■ **Problem details**: Pull out each line in the entries below that contains the string "head". Case counts.

■ **Exercise data**:
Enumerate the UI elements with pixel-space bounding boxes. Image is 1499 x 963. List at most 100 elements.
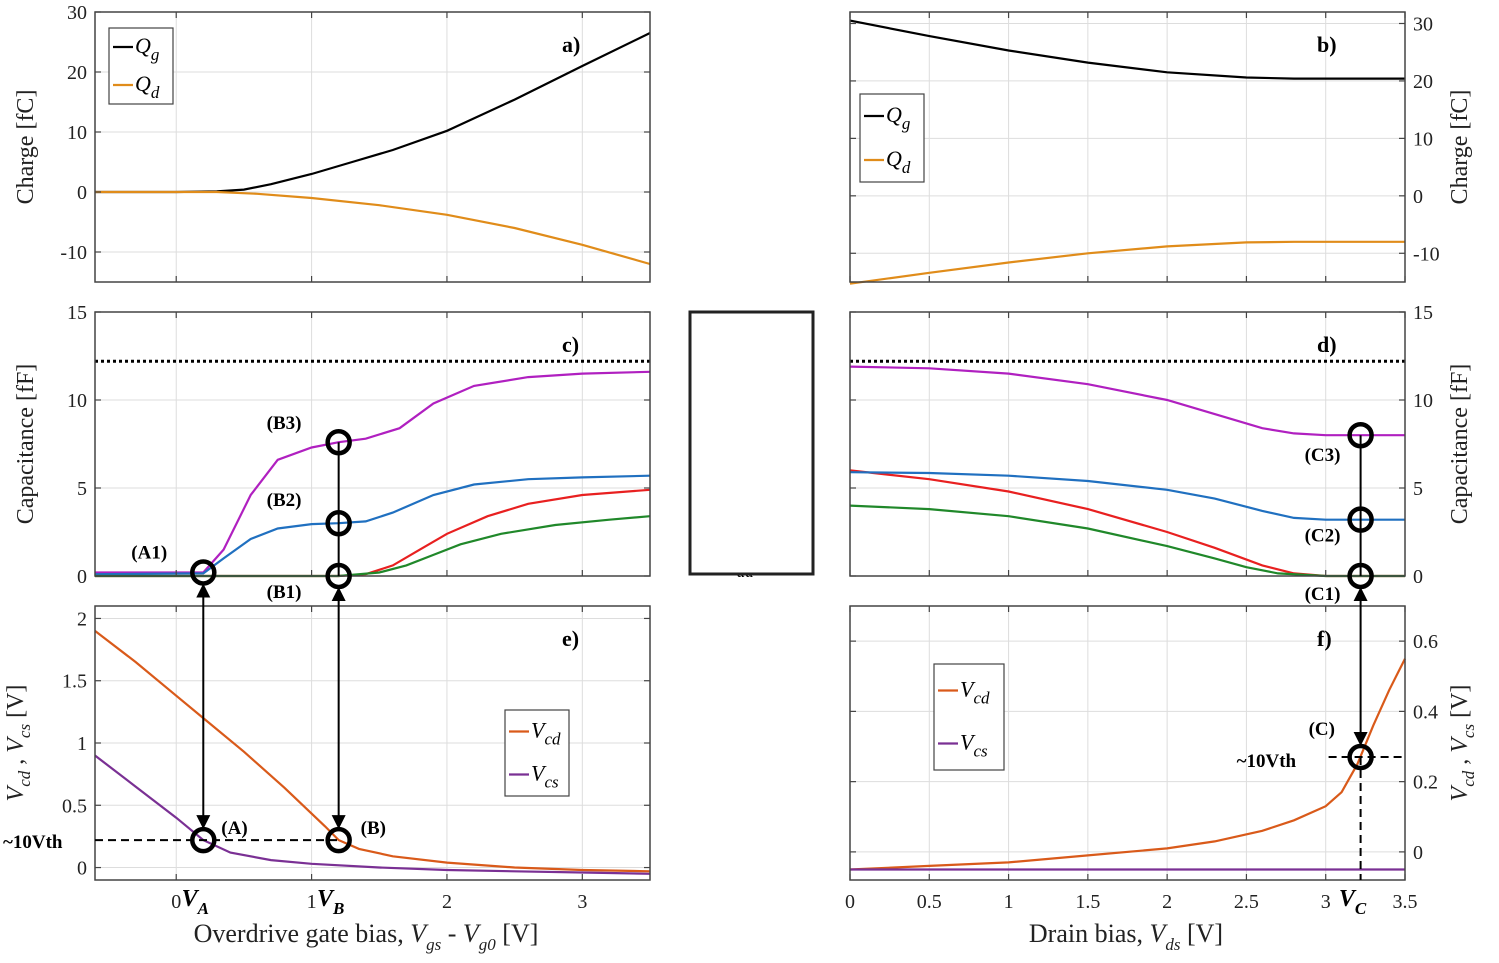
series-line-b-qd (849, 240, 1405, 285)
x-tick-label: 1 (1004, 891, 1014, 913)
y-tick-label: 0 (77, 182, 87, 204)
annotation-c2: (C2) (1305, 526, 1341, 547)
arrow-vc-head-up (1353, 587, 1368, 601)
y-tick-label: 10 (1413, 390, 1433, 412)
annotation-10vth-left: ~10Vth (3, 832, 63, 853)
marker-a1 (190, 559, 217, 586)
arrow-vc-head-down (1353, 732, 1368, 747)
y-axis-label-b: Charge [fC] (1447, 90, 1473, 205)
x-tick-label: 0 (171, 891, 181, 913)
y-tick-label: 0 (1413, 842, 1423, 864)
annotation-c3: (C3) (1305, 445, 1341, 466)
x-axis-label-right: Drain bias, Vds [V] (1029, 919, 1223, 954)
y-tick-label: 15 (1413, 302, 1433, 324)
y-tick-label: -10 (1413, 243, 1440, 265)
annotation-c: (C) (1309, 719, 1335, 740)
marker-c2 (1347, 506, 1374, 533)
series-line-f-vcd (849, 658, 1406, 871)
arrow-vb-head-up (331, 587, 346, 601)
annotation-a1: (A1) (131, 542, 167, 563)
legend-entry: Vcd (531, 718, 561, 749)
series-line-c-cdg (94, 474, 651, 576)
legend-entry: Qd (135, 71, 160, 102)
marker-label-vb: VB (317, 886, 344, 918)
y-tick-label: 0.5 (62, 795, 87, 817)
legend-entry: Vcs (960, 730, 988, 761)
y-tick-label: 0 (77, 566, 87, 588)
series-line-d-cdg (849, 471, 1405, 521)
plot-frame-d (849, 311, 1406, 577)
annotation-layer: (A1) (B3) (B2) (B1) (A) (B) ~10Vth VA VB (C3) (C2)… (3, 413, 1405, 918)
y-tick-label: 1 (77, 733, 87, 755)
legend-box-f (933, 663, 1005, 771)
series-line-d-cgg (849, 365, 1405, 437)
series-line-c-cgd (95, 488, 651, 578)
y-tick-label: 0 (77, 858, 87, 880)
marker-b3 (325, 428, 352, 456)
y-tick-label: 10 (67, 122, 87, 144)
y-axis-label-d: Capacitance [fF] (1447, 364, 1473, 525)
panel-label-b: b) (1317, 32, 1337, 57)
annotation-b: (B) (361, 818, 386, 839)
annotation-b1: (B1) (267, 582, 302, 603)
y-tick-label: 1.5 (62, 671, 87, 693)
x-tick-label: 0.5 (917, 891, 942, 913)
y-tick-label: 30 (67, 2, 87, 24)
y-tick-label: 0.2 (1413, 772, 1438, 794)
y-tick-label: 0.4 (1413, 701, 1438, 723)
series-line-e-vcs (94, 754, 651, 875)
panel-label-e: e) (562, 626, 579, 651)
annotation-b2: (B2) (267, 490, 302, 511)
panel-label-f: f) (1317, 626, 1332, 651)
y-axis-label-f: Vcd , Vcs [V] (1447, 685, 1478, 802)
x-tick-label: 0 (845, 891, 855, 913)
center-legend-box (688, 310, 815, 576)
panel-label-a: a) (562, 32, 580, 57)
legend-entry: Qg (886, 102, 910, 133)
marker-b1 (325, 562, 352, 590)
marker-label-vc: VC (1339, 886, 1367, 918)
y-tick-label: 0 (1413, 566, 1423, 588)
legend-entry: Vcd (960, 677, 990, 708)
series-line-b-qg (849, 19, 1405, 80)
marker-c1 (1347, 562, 1374, 590)
arrow-va-head-down (196, 815, 211, 830)
y-axis-label-e: Vcd , Vcs [V] (3, 685, 34, 802)
legend-box-e (504, 709, 570, 797)
x-tick-label: 2 (442, 891, 452, 913)
legend-entry: Qg (135, 33, 159, 64)
x-tick-label: 2.5 (1234, 891, 1259, 913)
legend-entry: Vcs (531, 761, 559, 792)
x-axis-label-left: Overdrive gate bias, Vgs - Vg0 [V] (194, 919, 539, 954)
y-tick-label: -10 (60, 242, 87, 264)
y-tick-label: 20 (67, 62, 87, 84)
marker-label-va: VA (182, 886, 209, 918)
x-tick-label: 3 (577, 891, 587, 913)
series-line-c-cgg (95, 370, 651, 574)
annotation-c1: (C1) (1305, 584, 1341, 605)
plot-frame-a (94, 11, 651, 283)
plot-frame-c (94, 311, 651, 577)
arrow-vb-head-down (331, 815, 346, 830)
x-tick-label: 1.5 (1075, 891, 1100, 913)
annotation-a: (A) (221, 818, 247, 839)
marker-a (190, 826, 217, 854)
y-axis-label-a: Charge [fC] (13, 90, 39, 205)
annotation-10vth-right: ~10Vth (1237, 751, 1297, 772)
y-tick-label: 5 (77, 478, 87, 500)
y-tick-label: 15 (67, 302, 87, 324)
plot-frame-f (849, 605, 1406, 881)
y-tick-label: 0 (1413, 186, 1423, 208)
x-tick-label: 1 (307, 891, 317, 913)
y-tick-label: 2 (77, 608, 87, 630)
y-tick-label: 10 (67, 390, 87, 412)
series-line-d-cdd (849, 504, 1405, 578)
panel-label-c: c) (562, 332, 579, 357)
arrow-va-head-up (196, 583, 211, 598)
annotation-b3: (B3) (267, 413, 302, 434)
panel-label-d: d) (1317, 332, 1337, 357)
legend-box-a (108, 27, 174, 105)
y-tick-label: 10 (1413, 128, 1433, 150)
x-tick-label: 3.5 (1393, 891, 1418, 913)
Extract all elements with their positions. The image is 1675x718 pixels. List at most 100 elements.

■ **Correct output**:
arrow-vc-head-up (1353, 587, 1368, 601)
arrow-vc-head-down (1353, 732, 1368, 747)
arrow-vb-head-up (331, 587, 346, 601)
arrow-va-head-down (196, 815, 211, 830)
arrow-vb-head-down (331, 815, 346, 830)
arrow-va-head-up (196, 583, 211, 598)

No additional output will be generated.